# START OF Recorded information

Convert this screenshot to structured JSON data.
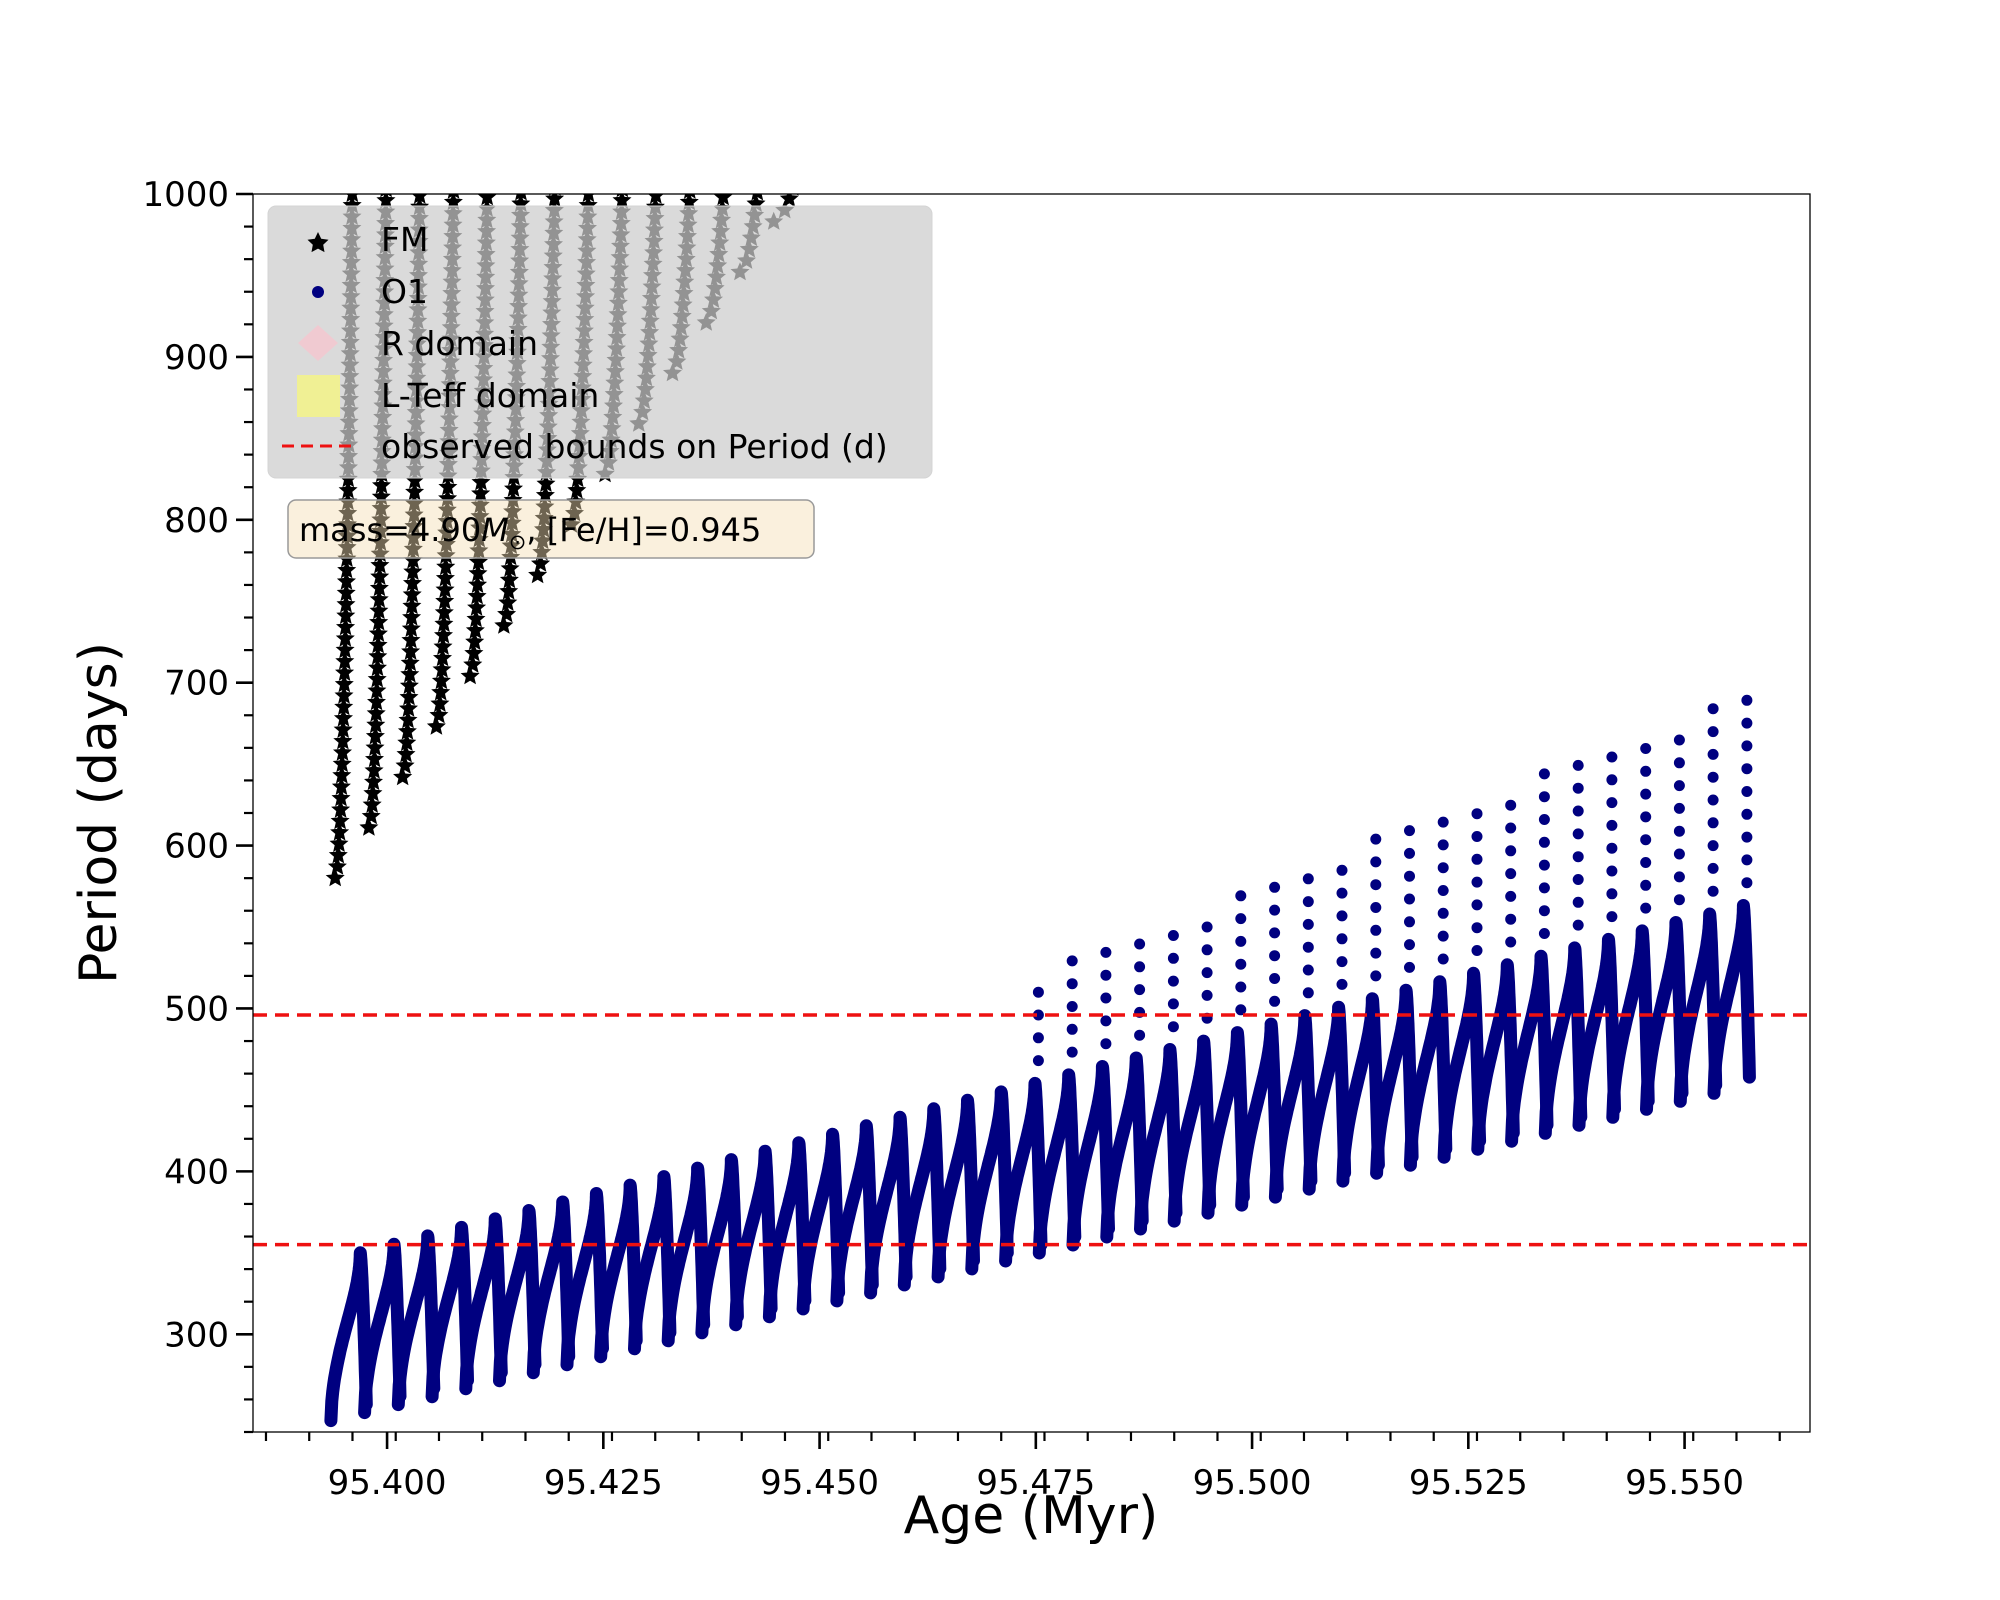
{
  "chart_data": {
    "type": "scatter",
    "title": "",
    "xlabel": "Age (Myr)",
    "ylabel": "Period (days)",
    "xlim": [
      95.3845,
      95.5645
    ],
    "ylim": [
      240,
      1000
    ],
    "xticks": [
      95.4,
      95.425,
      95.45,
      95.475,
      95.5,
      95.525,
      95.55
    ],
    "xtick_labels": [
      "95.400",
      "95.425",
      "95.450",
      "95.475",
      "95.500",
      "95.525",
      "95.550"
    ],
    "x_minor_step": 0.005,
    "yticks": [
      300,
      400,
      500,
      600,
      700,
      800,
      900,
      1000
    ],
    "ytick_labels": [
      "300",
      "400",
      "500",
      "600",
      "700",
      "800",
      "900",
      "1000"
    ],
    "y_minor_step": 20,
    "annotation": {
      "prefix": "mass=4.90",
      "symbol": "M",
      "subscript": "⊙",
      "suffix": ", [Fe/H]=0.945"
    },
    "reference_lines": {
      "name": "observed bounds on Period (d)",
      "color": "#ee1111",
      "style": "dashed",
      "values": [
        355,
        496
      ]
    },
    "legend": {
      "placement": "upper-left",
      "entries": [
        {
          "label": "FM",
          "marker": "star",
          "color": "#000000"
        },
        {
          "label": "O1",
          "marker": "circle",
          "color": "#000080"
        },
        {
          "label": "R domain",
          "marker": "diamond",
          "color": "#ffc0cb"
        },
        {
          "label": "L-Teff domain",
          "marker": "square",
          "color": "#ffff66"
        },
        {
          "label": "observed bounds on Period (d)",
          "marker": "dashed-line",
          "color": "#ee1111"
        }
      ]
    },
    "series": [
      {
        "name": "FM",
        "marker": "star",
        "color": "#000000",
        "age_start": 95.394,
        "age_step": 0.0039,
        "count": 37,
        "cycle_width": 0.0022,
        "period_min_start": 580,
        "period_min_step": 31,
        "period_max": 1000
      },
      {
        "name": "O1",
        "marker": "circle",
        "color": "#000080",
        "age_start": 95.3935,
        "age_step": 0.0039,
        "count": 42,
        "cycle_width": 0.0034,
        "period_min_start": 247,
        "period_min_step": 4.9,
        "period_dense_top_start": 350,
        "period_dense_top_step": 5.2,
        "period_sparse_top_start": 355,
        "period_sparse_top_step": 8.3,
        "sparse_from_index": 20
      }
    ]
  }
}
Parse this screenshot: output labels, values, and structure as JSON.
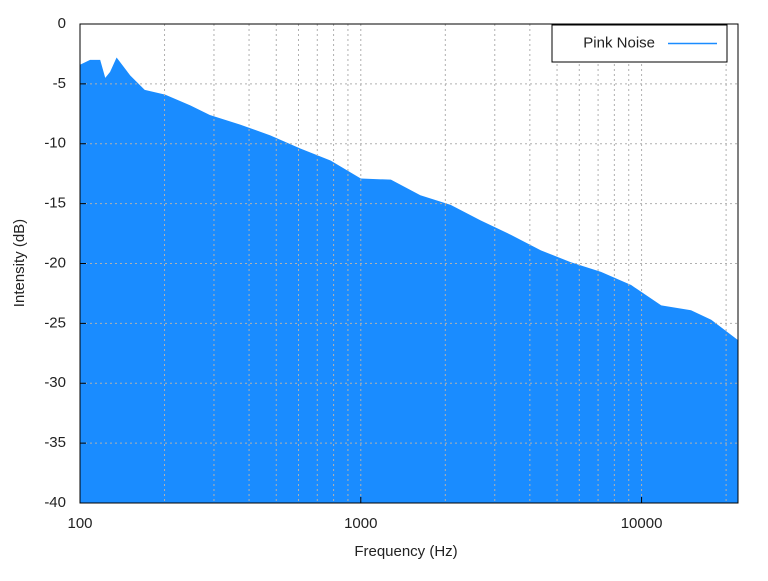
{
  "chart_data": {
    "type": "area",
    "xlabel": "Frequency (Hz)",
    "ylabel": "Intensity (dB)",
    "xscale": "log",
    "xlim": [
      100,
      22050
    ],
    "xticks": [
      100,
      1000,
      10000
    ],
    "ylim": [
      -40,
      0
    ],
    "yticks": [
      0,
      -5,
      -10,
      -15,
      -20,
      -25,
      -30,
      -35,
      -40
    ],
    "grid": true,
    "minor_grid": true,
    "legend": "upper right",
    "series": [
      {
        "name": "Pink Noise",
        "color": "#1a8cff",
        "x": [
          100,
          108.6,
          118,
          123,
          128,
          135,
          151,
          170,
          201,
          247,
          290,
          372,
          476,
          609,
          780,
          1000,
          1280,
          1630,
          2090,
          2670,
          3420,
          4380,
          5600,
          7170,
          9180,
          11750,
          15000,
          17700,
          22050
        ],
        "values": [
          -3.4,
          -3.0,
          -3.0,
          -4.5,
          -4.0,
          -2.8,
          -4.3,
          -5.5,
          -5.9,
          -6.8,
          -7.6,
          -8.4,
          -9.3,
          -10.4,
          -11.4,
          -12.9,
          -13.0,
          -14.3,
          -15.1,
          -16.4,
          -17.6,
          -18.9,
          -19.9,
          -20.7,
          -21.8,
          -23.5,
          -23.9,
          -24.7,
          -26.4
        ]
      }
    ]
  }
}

# END OF Recorded information

• _What is asked_
Where a line of the material above holds the string "values", copy that line.

• _Solved problem_
      "values": [
Parse this screenshot: output labels, values, and structure as JSON.
        "values": [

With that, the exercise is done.